Entries with figure data
▼

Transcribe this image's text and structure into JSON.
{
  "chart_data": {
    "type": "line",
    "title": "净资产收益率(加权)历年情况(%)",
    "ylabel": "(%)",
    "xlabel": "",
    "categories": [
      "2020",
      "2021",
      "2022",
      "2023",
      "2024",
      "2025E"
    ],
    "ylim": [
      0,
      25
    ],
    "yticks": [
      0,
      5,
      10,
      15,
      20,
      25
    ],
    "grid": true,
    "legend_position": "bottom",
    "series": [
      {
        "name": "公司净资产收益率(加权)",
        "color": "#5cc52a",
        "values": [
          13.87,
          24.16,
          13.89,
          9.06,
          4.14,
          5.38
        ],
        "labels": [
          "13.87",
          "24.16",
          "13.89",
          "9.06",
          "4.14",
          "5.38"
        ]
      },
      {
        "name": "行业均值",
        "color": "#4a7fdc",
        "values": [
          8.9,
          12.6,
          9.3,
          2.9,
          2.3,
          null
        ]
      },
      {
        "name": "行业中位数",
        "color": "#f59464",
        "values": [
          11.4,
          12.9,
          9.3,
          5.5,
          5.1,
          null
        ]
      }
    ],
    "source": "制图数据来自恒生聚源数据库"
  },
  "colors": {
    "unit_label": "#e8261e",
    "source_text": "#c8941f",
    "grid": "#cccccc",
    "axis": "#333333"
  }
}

▲

* _Job_:
Write the data out again in full and exactly.

* _Exercise answer_:
Transcribe this image's text and structure into JSON.
{
  "chart_data": {
    "type": "line",
    "title": "净资产收益率(加权)历年情况(%)",
    "ylabel": "(%)",
    "xlabel": "",
    "categories": [
      "2020",
      "2021",
      "2022",
      "2023",
      "2024",
      "2025E"
    ],
    "ylim": [
      0,
      25
    ],
    "yticks": [
      0,
      5,
      10,
      15,
      20,
      25
    ],
    "grid": true,
    "legend_position": "bottom",
    "series": [
      {
        "name": "公司净资产收益率(加权)",
        "color": "#5cc52a",
        "values": [
          13.87,
          24.16,
          13.89,
          9.06,
          4.14,
          5.38
        ],
        "labels": [
          "13.87",
          "24.16",
          "13.89",
          "9.06",
          "4.14",
          "5.38"
        ]
      },
      {
        "name": "行业均值",
        "color": "#4a7fdc",
        "values": [
          8.9,
          12.6,
          9.3,
          2.9,
          2.3,
          null
        ]
      },
      {
        "name": "行业中位数",
        "color": "#f59464",
        "values": [
          11.4,
          12.9,
          9.3,
          5.5,
          5.1,
          null
        ]
      }
    ],
    "source": "制图数据来自恒生聚源数据库"
  },
  "colors": {
    "unit_label": "#e8261e",
    "source_text": "#c8941f",
    "grid": "#cccccc",
    "axis": "#333333"
  }
}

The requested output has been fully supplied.